##### Extracted information

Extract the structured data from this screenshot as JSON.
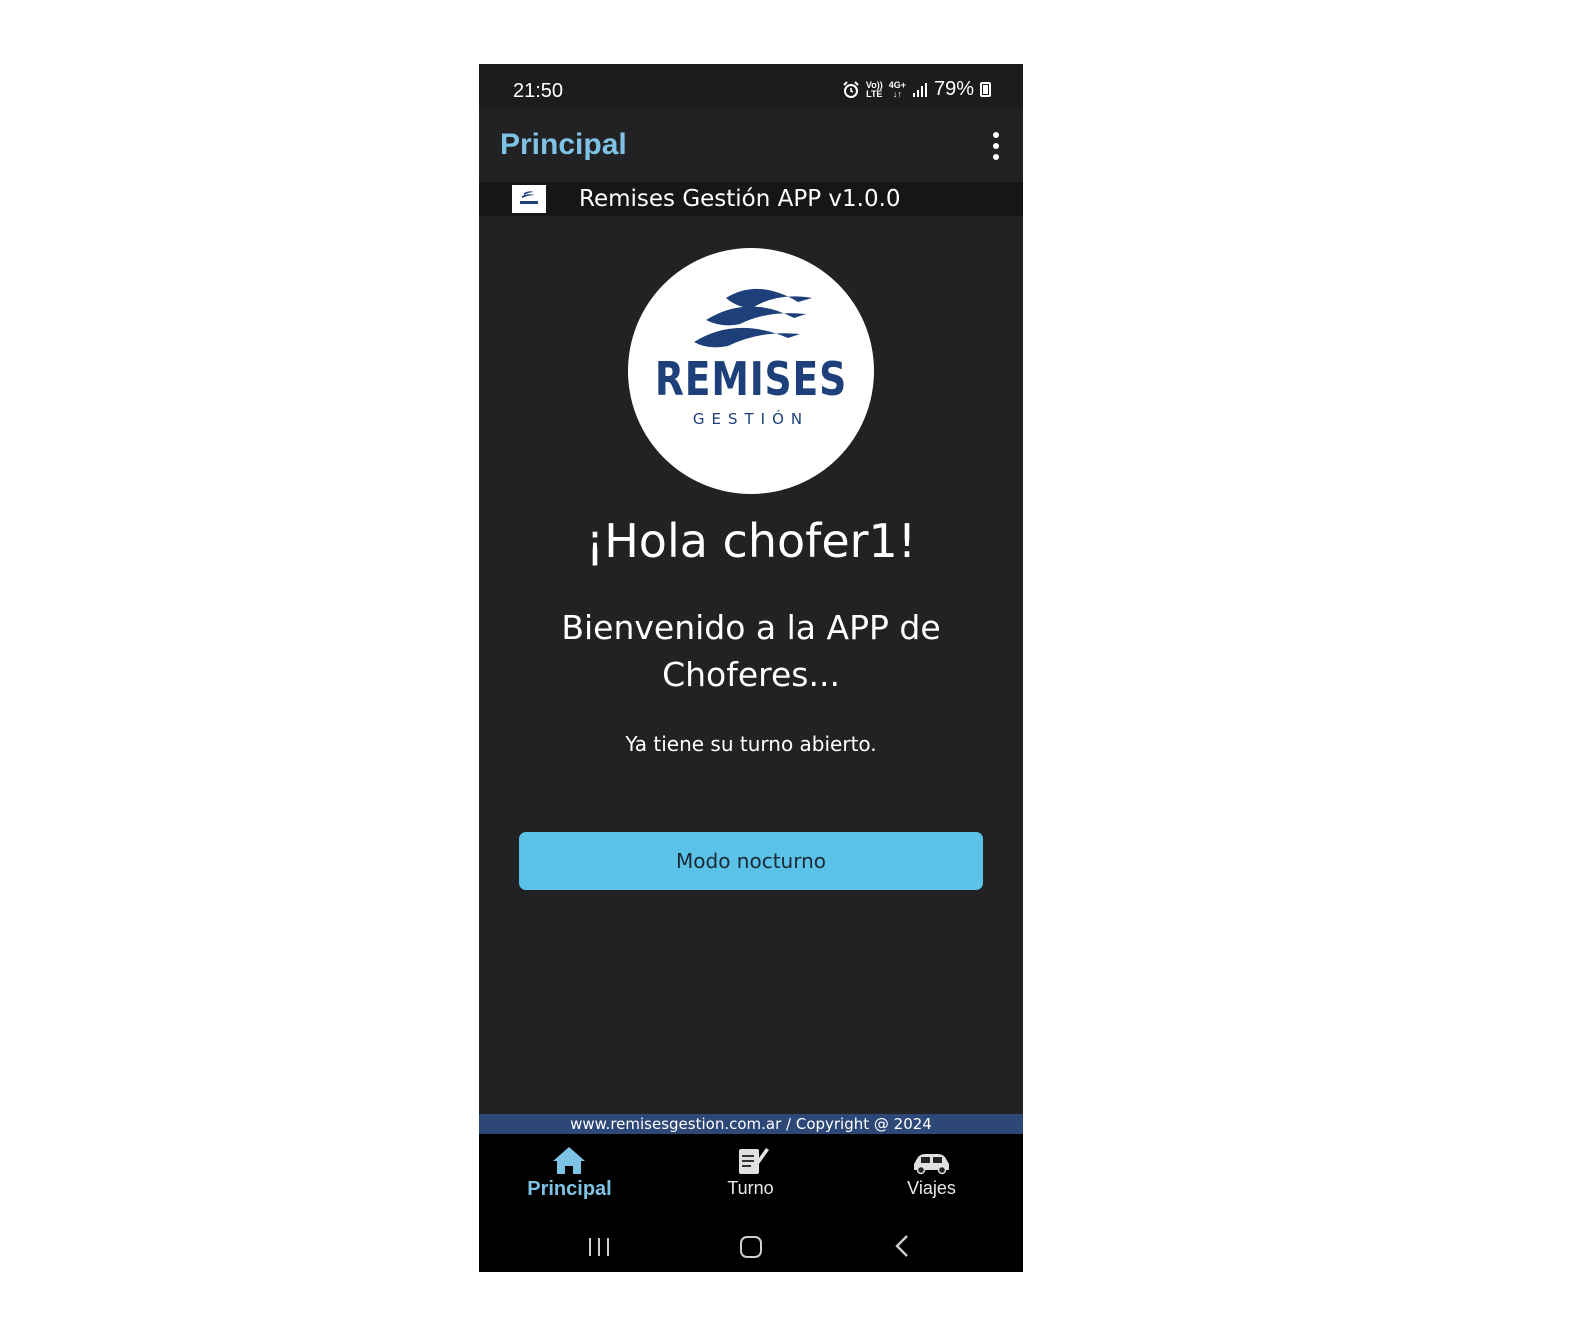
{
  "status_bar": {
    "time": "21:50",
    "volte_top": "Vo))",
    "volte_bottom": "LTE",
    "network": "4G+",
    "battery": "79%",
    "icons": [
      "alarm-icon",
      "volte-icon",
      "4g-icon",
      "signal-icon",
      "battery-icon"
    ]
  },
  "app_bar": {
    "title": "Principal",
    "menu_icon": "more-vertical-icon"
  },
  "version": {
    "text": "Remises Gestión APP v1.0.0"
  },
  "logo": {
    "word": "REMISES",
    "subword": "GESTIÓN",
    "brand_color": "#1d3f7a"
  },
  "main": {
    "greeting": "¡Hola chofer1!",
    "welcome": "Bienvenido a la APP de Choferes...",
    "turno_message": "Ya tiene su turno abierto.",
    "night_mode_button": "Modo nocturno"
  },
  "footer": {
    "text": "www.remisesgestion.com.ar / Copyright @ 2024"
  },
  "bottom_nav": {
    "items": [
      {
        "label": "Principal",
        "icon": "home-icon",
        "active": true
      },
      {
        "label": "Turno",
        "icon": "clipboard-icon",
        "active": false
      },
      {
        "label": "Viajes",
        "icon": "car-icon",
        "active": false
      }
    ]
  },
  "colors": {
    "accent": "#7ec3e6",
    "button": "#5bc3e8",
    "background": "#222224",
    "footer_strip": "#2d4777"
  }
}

##########
##### Extracted information

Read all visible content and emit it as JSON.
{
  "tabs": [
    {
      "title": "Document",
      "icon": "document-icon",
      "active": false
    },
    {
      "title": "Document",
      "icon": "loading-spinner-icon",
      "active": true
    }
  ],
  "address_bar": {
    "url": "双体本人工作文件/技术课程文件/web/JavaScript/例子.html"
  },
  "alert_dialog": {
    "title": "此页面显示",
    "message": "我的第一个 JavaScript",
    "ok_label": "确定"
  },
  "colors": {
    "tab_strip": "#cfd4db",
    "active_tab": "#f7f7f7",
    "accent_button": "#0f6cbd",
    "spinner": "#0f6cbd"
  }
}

##########
##### Extracted information

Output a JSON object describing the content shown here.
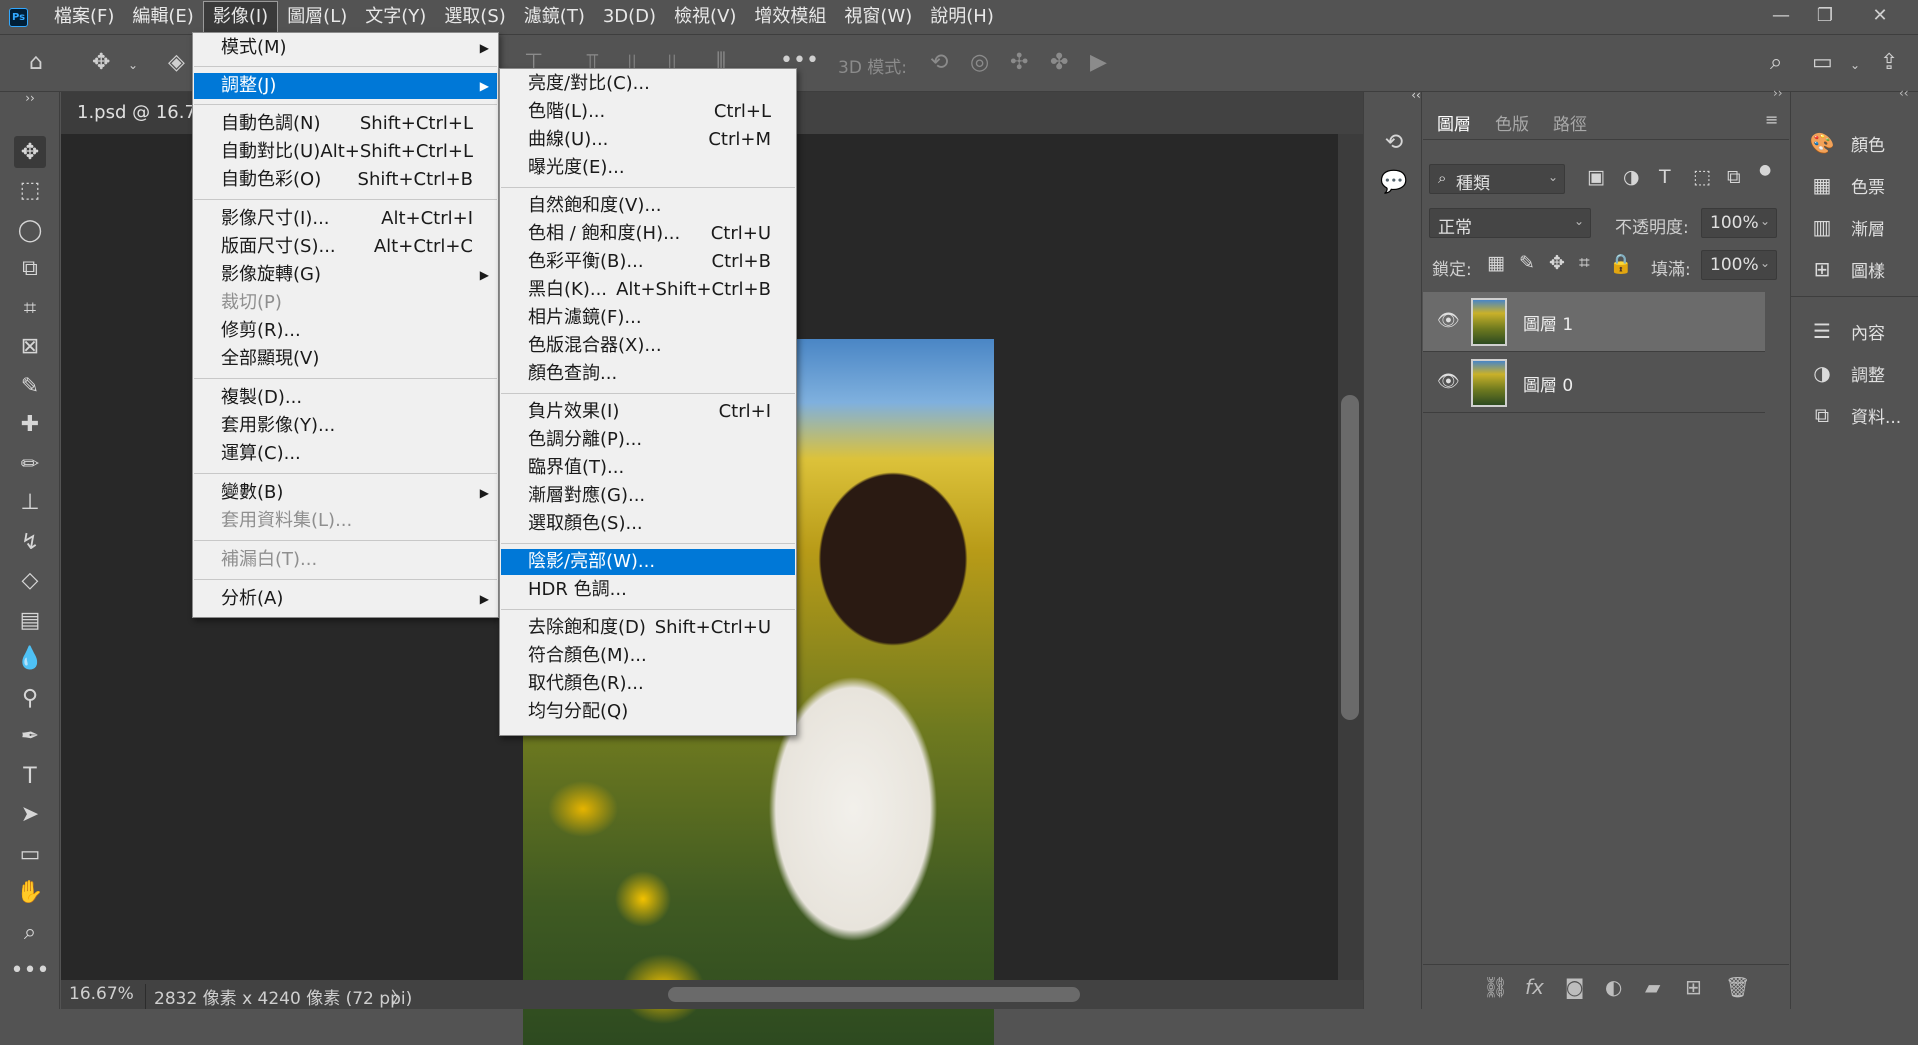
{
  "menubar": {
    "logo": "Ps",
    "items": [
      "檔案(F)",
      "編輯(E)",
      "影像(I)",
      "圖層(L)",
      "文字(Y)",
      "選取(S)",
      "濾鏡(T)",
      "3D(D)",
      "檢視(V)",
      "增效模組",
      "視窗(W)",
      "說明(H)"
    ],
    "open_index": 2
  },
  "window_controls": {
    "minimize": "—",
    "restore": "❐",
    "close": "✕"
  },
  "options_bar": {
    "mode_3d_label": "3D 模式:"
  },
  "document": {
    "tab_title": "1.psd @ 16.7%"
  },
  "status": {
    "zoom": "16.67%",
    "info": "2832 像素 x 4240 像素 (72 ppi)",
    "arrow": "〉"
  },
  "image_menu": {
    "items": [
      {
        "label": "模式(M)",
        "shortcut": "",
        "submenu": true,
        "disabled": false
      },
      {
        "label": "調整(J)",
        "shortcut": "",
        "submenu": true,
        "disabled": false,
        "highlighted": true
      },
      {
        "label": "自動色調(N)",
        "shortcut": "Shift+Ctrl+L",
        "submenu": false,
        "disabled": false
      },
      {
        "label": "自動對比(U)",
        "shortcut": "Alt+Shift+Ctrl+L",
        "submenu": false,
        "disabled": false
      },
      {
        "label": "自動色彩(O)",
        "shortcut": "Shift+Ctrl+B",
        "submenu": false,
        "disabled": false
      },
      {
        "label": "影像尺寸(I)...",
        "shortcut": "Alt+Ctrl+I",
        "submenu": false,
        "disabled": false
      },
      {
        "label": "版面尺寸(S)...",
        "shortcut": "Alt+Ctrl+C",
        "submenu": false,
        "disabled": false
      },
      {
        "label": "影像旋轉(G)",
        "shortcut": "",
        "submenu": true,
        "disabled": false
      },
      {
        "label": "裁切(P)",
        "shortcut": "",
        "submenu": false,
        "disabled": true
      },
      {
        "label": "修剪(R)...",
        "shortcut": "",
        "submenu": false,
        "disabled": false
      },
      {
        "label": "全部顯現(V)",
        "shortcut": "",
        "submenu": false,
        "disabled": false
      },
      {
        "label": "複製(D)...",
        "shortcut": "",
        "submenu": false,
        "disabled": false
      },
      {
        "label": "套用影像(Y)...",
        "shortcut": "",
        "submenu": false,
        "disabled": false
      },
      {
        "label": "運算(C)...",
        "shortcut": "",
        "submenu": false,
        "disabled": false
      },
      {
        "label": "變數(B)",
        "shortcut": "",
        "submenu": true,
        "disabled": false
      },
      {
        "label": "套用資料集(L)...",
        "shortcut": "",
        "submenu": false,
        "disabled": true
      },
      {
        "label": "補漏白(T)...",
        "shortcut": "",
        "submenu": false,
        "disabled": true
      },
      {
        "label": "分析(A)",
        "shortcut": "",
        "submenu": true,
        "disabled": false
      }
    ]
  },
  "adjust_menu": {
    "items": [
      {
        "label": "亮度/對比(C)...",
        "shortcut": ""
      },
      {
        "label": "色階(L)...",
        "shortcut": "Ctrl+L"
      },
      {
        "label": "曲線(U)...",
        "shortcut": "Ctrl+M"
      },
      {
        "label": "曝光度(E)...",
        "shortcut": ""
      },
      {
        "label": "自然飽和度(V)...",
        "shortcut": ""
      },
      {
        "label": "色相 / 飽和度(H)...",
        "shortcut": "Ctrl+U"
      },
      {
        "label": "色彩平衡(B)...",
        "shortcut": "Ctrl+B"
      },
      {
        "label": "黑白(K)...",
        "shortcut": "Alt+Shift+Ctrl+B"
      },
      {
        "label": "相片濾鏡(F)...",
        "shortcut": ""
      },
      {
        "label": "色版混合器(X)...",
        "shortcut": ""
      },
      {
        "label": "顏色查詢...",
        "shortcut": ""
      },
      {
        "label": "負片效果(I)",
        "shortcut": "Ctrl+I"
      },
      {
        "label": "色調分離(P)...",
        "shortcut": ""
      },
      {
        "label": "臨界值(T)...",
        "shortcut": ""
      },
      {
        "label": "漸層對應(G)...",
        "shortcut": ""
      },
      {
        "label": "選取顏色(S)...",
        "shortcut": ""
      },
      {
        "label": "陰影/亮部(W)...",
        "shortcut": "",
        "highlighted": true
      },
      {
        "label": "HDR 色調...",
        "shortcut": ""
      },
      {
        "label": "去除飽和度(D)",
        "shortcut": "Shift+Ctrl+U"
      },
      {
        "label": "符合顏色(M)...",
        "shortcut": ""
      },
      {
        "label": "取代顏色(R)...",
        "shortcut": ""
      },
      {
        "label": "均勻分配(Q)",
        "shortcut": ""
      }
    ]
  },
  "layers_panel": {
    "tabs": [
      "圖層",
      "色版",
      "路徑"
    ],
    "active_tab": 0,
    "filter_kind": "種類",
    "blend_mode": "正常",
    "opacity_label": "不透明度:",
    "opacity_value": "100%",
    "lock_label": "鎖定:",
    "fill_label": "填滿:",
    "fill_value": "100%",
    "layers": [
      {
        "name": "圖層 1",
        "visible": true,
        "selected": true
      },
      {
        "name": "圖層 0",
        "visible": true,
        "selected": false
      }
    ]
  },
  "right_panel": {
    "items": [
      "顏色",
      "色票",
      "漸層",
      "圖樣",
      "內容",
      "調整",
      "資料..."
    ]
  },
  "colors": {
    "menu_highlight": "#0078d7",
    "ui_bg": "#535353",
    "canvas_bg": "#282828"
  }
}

##########

For the string "content", count the lines of the entries above that include it; answer with the number only.

Output below: 2